[Stored records]
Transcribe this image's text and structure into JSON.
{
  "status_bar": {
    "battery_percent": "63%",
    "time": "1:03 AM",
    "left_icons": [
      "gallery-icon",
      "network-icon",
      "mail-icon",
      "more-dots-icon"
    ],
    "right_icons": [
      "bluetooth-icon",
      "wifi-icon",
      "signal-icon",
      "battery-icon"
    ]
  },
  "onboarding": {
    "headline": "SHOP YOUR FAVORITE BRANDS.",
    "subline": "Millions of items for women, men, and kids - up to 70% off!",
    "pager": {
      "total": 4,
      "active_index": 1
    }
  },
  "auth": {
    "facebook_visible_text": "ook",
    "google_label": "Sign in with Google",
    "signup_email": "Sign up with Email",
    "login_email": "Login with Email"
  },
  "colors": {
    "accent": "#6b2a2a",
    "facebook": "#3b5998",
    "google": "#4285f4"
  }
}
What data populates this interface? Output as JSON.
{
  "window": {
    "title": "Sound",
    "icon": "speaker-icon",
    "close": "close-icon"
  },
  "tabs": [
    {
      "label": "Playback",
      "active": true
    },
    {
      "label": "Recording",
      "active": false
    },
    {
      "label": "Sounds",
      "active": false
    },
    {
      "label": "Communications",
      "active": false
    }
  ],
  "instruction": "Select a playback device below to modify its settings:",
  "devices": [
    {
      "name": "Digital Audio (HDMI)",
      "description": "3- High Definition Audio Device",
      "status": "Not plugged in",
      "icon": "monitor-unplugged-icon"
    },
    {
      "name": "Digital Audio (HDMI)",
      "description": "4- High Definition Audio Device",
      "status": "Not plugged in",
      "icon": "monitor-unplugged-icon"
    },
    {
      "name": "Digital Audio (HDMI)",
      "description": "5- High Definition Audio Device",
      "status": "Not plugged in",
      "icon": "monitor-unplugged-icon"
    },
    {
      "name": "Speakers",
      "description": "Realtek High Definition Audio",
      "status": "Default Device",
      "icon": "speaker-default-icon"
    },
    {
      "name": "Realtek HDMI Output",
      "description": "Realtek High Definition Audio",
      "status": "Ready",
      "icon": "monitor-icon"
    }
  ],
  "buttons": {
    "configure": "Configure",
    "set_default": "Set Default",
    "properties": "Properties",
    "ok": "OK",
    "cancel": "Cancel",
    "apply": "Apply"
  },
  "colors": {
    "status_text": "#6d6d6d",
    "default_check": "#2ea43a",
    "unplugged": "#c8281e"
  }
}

...

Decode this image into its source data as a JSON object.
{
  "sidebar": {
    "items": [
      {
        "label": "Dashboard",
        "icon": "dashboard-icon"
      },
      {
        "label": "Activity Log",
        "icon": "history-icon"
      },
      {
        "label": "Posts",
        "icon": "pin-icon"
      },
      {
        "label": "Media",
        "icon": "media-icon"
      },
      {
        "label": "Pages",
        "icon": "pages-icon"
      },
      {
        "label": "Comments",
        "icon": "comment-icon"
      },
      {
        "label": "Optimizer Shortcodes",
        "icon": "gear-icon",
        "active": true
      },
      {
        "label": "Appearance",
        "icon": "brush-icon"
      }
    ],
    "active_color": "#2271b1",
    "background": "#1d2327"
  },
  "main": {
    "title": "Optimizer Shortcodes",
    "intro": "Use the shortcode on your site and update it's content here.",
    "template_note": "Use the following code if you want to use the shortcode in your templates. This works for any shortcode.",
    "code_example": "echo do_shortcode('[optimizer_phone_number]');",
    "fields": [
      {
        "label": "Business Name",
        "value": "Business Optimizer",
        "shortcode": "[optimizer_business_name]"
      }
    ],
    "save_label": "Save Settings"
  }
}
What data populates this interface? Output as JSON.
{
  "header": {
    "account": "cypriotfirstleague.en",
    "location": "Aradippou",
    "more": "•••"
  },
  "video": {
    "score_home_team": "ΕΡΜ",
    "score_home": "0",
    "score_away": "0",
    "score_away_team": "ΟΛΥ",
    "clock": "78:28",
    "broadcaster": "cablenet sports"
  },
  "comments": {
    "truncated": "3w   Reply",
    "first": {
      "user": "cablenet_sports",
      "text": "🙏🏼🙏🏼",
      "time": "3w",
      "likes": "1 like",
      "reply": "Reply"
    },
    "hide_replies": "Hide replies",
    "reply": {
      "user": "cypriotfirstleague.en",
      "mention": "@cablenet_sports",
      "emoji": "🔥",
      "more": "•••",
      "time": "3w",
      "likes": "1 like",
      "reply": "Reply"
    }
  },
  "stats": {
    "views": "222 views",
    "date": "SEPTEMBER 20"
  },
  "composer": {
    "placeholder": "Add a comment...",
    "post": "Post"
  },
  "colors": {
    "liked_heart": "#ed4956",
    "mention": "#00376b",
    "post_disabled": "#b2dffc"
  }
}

▶ [Written task]: Reproduce each line from the records that contains the word "into".

▶ [Task output]:
Transcribe this image's text and structure into JSON.
Decode this image into its source data as a JSON object.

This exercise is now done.